**文本摘录**
'''
Liping's Blog

翁曰:「無他,但手熟爾。」

python import sge库文件

在python编程过程中,有些时候由于重用代码或者性能之类的原因,需要直接调用c语言写的库文件。python支持Cython、swig、ctypes、cffi等不同方式来调用c的代码。下面以ctypes为例,介绍怎么在python中使用sge的库文件。

下载最新的Son of Grid Engine,链接https://gitlab.com/loveshack/sge (注:本文档以9baeb84cdc883c4ba8b38cfc89ab8262e6d4e1d9这个commit的版本为例)

# tar zxf sge-master.tar.gz
# cd sge-master/source
# sh scripts/bootstrap.sh

根据实际需求可以打开一些程序或库的debug选项,方便gdb进行跟踪。比如test_eval_expression程序,修改libs/sgeobj/Makefile下面这行:

test_eval_expression: test_eval_expression.o $(SGEOBJLIB) $(SGEOBJDLIB) $(CULLLIB) $(UTILIB) $(WINGRIDLIB_DEP) $(COMMLIB) $(COMMLISTSLIB)
        $(LD_WRAPPER) $(CC) $(CFLAGS) -o test_eval_expression $(LFLAGS) test_eval_expression.o $(SGEOBJLIB) $(SGEOBJDLIB) $(CULLLIB) $(COMMLIB) $(COMMLISTSLIB) $(UTILIB) $(WINGRIDLIB) $(DLLIB) $(SECLIB) $(LIBS)

加上-g参数:

test_eval_expression: test_eval_expression.o $(SGEOBJLIB) $(SGEOBJDLIB) $(CULLLIB) $(UTILIB) $(WINGRIDLIB_DEP) $(COMMLIB) $(COMMLISTSLIB)
        $(LD_WRAPPER) $(CC) $(CFLAGS) -g -o test_eval_expression $(LFLAGS) test_eval_expression.o $(SGEOBJLIB) $(SGEOBJDLIB) $(CULLLIB) $(COMMLIB) $(COMMLISTSLIB) $(UTILIB) $(WINGRIDLIB) $(DLLIB) $(SECLIB) $(LIBS)
'''
**所给材料**
'''
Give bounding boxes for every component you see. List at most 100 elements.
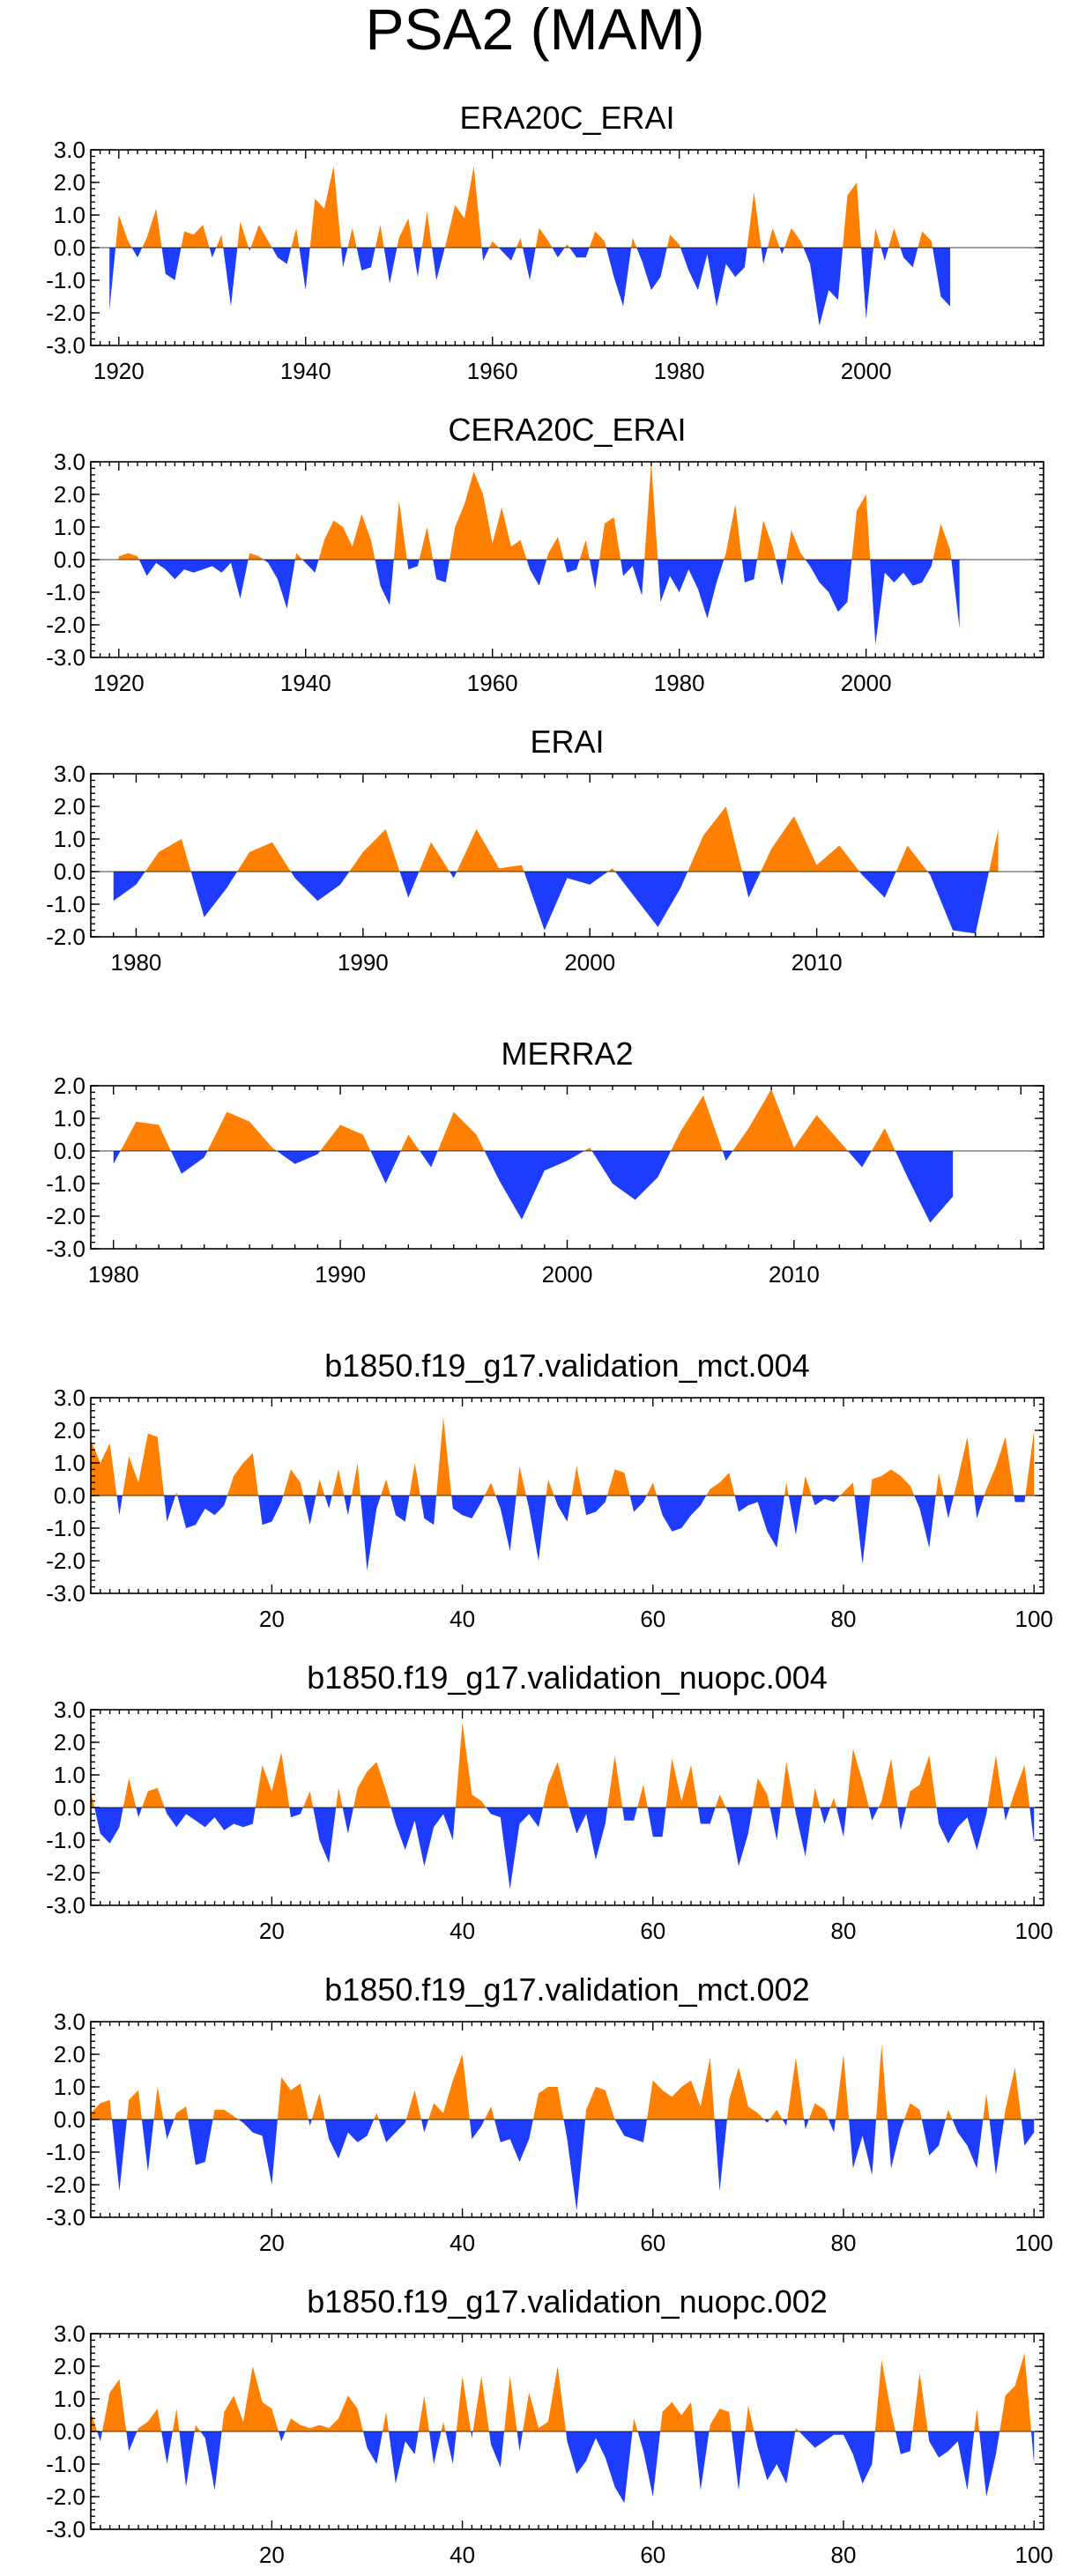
'''
**任务目标**
续写介绍用ctypes在Python中调用SGE库文件的这篇文字,从它的最后一句之后接着写。

**解答**
aimk选项根据实际需要选择,不清楚是什么问题,-shared-libs选项编译很多地方通不过。下面是一些修改记录,可能不全,请根据编译时实际错误信息进行修改。

aimk文件需要修改如下:

$ diff aimk.orig aimk
2126a2127,2131
>    if ( $SHAREDLIBS == 1 ) then
>       set SHARED_PATH_NAME = `dist/util/arch -lib`
>       setenv $SHARED_PATH_NAME ${SOURCE}/${COMPILE_ARCH}
>    endif
>
2221a2227,2230
>    if ( $SHAREDLIBS == 1 ) then
>       unsetenv $SHARED_PATH_NAME
>    endif
>

很多Makefile文件需要修改

## libs/Makefile
        $(SHAREDLD) $(SHARED_LFLAGS) -o libsge$(SHAREDEXT) $(SCHEDLIB_OBJS) $(MIRLIB_OBJS) $(EVCLIB_OBJS) $(GDILIB_OBJS) $(SGEOBJLIB_OBJS) $(SGEOBJDLIB_OBJS) $(KRBLIBS) $(COMMLIB_OBJS) $(COMMLISTSLIB_OBJS) $(CULLLIB_OBJS) $(UTILIB_OBJS) sig_handlers.o $(LOADAVGLIBS) $(LIBS) -lc $(SECLIB)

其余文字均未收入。